- PROBLEM -
Restate the records below word for word, and omit the images they hold.

== == ==

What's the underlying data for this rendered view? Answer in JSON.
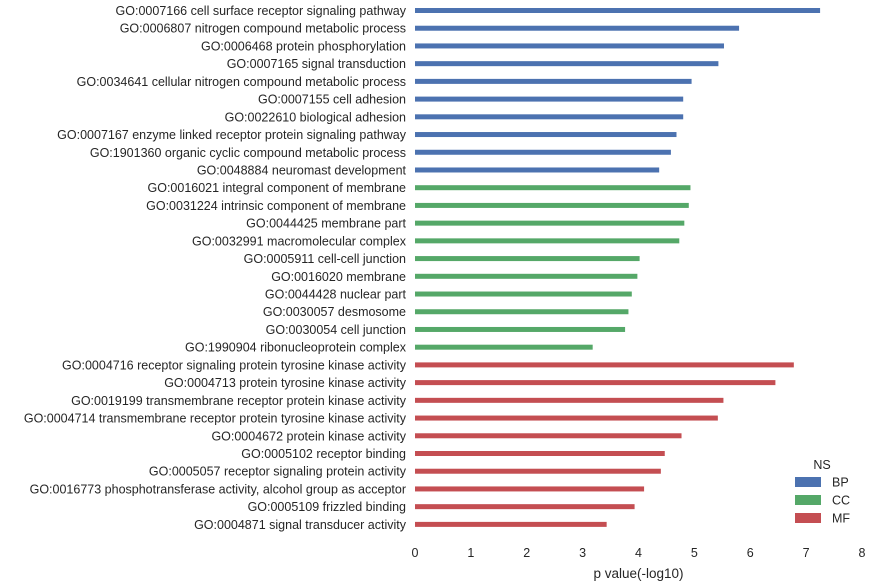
{
  "chart_data": {
    "type": "bar",
    "orientation": "horizontal",
    "xlabel": "p value(-log10)",
    "ylabel": "",
    "xlim": [
      0,
      8
    ],
    "xticks": [
      "0",
      "1",
      "2",
      "3",
      "4",
      "5",
      "6",
      "7",
      "8"
    ],
    "grid": false,
    "legend": {
      "title": "NS",
      "position": "bottom-right",
      "entries": [
        {
          "name": "BP",
          "color": "#4c72b0"
        },
        {
          "name": "CC",
          "color": "#55a868"
        },
        {
          "name": "MF",
          "color": "#c44e52"
        }
      ]
    },
    "categories": [
      {
        "label": "GO:0007166 cell surface receptor signaling pathway",
        "value": 7.25,
        "ns": "BP"
      },
      {
        "label": "GO:0006807 nitrogen compound metabolic process",
        "value": 5.8,
        "ns": "BP"
      },
      {
        "label": "GO:0006468 protein phosphorylation",
        "value": 5.53,
        "ns": "BP"
      },
      {
        "label": "GO:0007165 signal transduction",
        "value": 5.43,
        "ns": "BP"
      },
      {
        "label": "GO:0034641 cellular nitrogen compound metabolic process",
        "value": 4.95,
        "ns": "BP"
      },
      {
        "label": "GO:0007155 cell adhesion",
        "value": 4.8,
        "ns": "BP"
      },
      {
        "label": "GO:0022610 biological adhesion",
        "value": 4.8,
        "ns": "BP"
      },
      {
        "label": "GO:0007167 enzyme linked receptor protein signaling pathway",
        "value": 4.68,
        "ns": "BP"
      },
      {
        "label": "GO:1901360 organic cyclic compound metabolic process",
        "value": 4.58,
        "ns": "BP"
      },
      {
        "label": "GO:0048884 neuromast development",
        "value": 4.37,
        "ns": "BP"
      },
      {
        "label": "GO:0016021 integral component of membrane",
        "value": 4.93,
        "ns": "CC"
      },
      {
        "label": "GO:0031224 intrinsic component of membrane",
        "value": 4.9,
        "ns": "CC"
      },
      {
        "label": "GO:0044425 membrane part",
        "value": 4.82,
        "ns": "CC"
      },
      {
        "label": "GO:0032991 macromolecular complex",
        "value": 4.73,
        "ns": "CC"
      },
      {
        "label": "GO:0005911 cell-cell junction",
        "value": 4.02,
        "ns": "CC"
      },
      {
        "label": "GO:0016020 membrane",
        "value": 3.98,
        "ns": "CC"
      },
      {
        "label": "GO:0044428 nuclear part",
        "value": 3.88,
        "ns": "CC"
      },
      {
        "label": "GO:0030057 desmosome",
        "value": 3.82,
        "ns": "CC"
      },
      {
        "label": "GO:0030054 cell junction",
        "value": 3.76,
        "ns": "CC"
      },
      {
        "label": "GO:1990904 ribonucleoprotein complex",
        "value": 3.18,
        "ns": "CC"
      },
      {
        "label": "GO:0004716 receptor signaling protein tyrosine kinase activity",
        "value": 6.78,
        "ns": "MF"
      },
      {
        "label": "GO:0004713 protein tyrosine kinase activity",
        "value": 6.45,
        "ns": "MF"
      },
      {
        "label": "GO:0019199 transmembrane receptor protein kinase activity",
        "value": 5.52,
        "ns": "MF"
      },
      {
        "label": "GO:0004714 transmembrane receptor protein tyrosine kinase activity",
        "value": 5.42,
        "ns": "MF"
      },
      {
        "label": "GO:0004672 protein kinase activity",
        "value": 4.77,
        "ns": "MF"
      },
      {
        "label": "GO:0005102 receptor binding",
        "value": 4.47,
        "ns": "MF"
      },
      {
        "label": "GO:0005057 receptor signaling protein activity",
        "value": 4.4,
        "ns": "MF"
      },
      {
        "label": "GO:0016773 phosphotransferase activity, alcohol group as acceptor",
        "value": 4.1,
        "ns": "MF"
      },
      {
        "label": "GO:0005109 frizzled binding",
        "value": 3.93,
        "ns": "MF"
      },
      {
        "label": "GO:0004871 signal transducer activity",
        "value": 3.43,
        "ns": "MF"
      }
    ]
  }
}
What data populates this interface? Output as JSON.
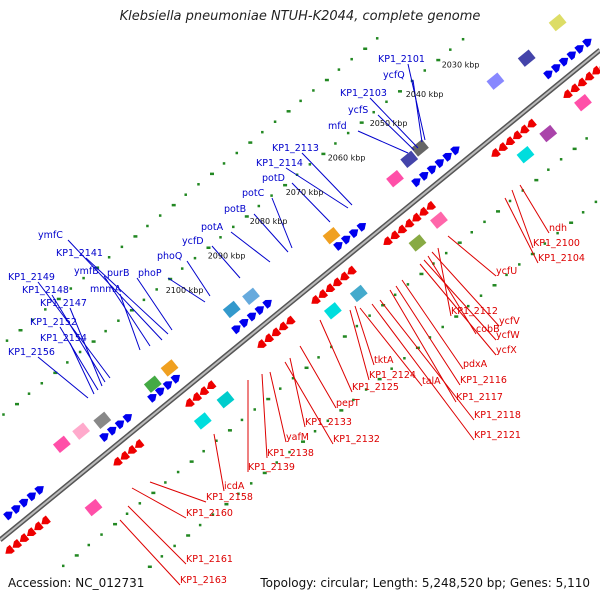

== == ==

- RESPONSE BOX -
What's the underlying data for this rendered view? Answer in JSON.
{
  "chart_data": {
    "type": "bar",
    "orientation": "horizontal",
    "xlabel": "p value(-log10)",
    "ylabel": "",
    "xlim": [
      0,
      8
    ],
    "xticks": [
      "0",
      "1",
      "2",
      "3",
      "4",
      "5",
      "6",
      "7",
      "8"
    ],
    "grid": false,
    "legend": {
      "title": "NS",
      "position": "bottom-right",
      "entries": [
        {
          "name": "BP",
          "color": "#4c72b0"
        },
        {
          "name": "CC",
          "color": "#55a868"
        },
        {
          "name": "MF",
          "color": "#c44e52"
        }
      ]
    },
    "categories": [
      {
        "label": "GO:0007166 cell surface receptor signaling pathway",
        "value": 7.25,
        "ns": "BP"
      },
      {
        "label": "GO:0006807 nitrogen compound metabolic process",
        "value": 5.8,
        "ns": "BP"
      },
      {
        "label": "GO:0006468 protein phosphorylation",
        "value": 5.53,
        "ns": "BP"
      },
      {
        "label": "GO:0007165 signal transduction",
        "value": 5.43,
        "ns": "BP"
      },
      {
        "label": "GO:0034641 cellular nitrogen compound metabolic process",
        "value": 4.95,
        "ns": "BP"
      },
      {
        "label": "GO:0007155 cell adhesion",
        "value": 4.8,
        "ns": "BP"
      },
      {
        "label": "GO:0022610 biological adhesion",
        "value": 4.8,
        "ns": "BP"
      },
      {
        "label": "GO:0007167 enzyme linked receptor protein signaling pathway",
        "value": 4.68,
        "ns": "BP"
      },
      {
        "label": "GO:1901360 organic cyclic compound metabolic process",
        "value": 4.58,
        "ns": "BP"
      },
      {
        "label": "GO:0048884 neuromast development",
        "value": 4.37,
        "ns": "BP"
      },
      {
        "label": "GO:0016021 integral component of membrane",
        "value": 4.93,
        "ns": "CC"
      },
      {
        "label": "GO:0031224 intrinsic component of membrane",
        "value": 4.9,
        "ns": "CC"
      },
      {
        "label": "GO:0044425 membrane part",
        "value": 4.82,
        "ns": "CC"
      },
      {
        "label": "GO:0032991 macromolecular complex",
        "value": 4.73,
        "ns": "CC"
      },
      {
        "label": "GO:0005911 cell-cell junction",
        "value": 4.02,
        "ns": "CC"
      },
      {
        "label": "GO:0016020 membrane",
        "value": 3.98,
        "ns": "CC"
      },
      {
        "label": "GO:0044428 nuclear part",
        "value": 3.88,
        "ns": "CC"
      },
      {
        "label": "GO:0030057 desmosome",
        "value": 3.82,
        "ns": "CC"
      },
      {
        "label": "GO:0030054 cell junction",
        "value": 3.76,
        "ns": "CC"
      },
      {
        "label": "GO:1990904 ribonucleoprotein complex",
        "value": 3.18,
        "ns": "CC"
      },
      {
        "label": "GO:0004716 receptor signaling protein tyrosine kinase activity",
        "value": 6.78,
        "ns": "MF"
      },
      {
        "label": "GO:0004713 protein tyrosine kinase activity",
        "value": 6.45,
        "ns": "MF"
      },
      {
        "label": "GO:0019199 transmembrane receptor protein kinase activity",
        "value": 5.52,
        "ns": "MF"
      },
      {
        "label": "GO:0004714 transmembrane receptor protein tyrosine kinase activity",
        "value": 5.42,
        "ns": "MF"
      },
      {
        "label": "GO:0004672 protein kinase activity",
        "value": 4.77,
        "ns": "MF"
      },
      {
        "label": "GO:0005102 receptor binding",
        "value": 4.47,
        "ns": "MF"
      },
      {
        "label": "GO:0005057 receptor signaling protein activity",
        "value": 4.4,
        "ns": "MF"
      },
      {
        "label": "GO:0016773 phosphotransferase activity, alcohol group as acceptor",
        "value": 4.1,
        "ns": "MF"
      },
      {
        "label": "GO:0005109 frizzled binding",
        "value": 3.93,
        "ns": "MF"
      },
      {
        "label": "GO:0004871 signal transducer activity",
        "value": 3.43,
        "ns": "MF"
      }
    ]
  }
}
What data populates this interface? Output as JSON.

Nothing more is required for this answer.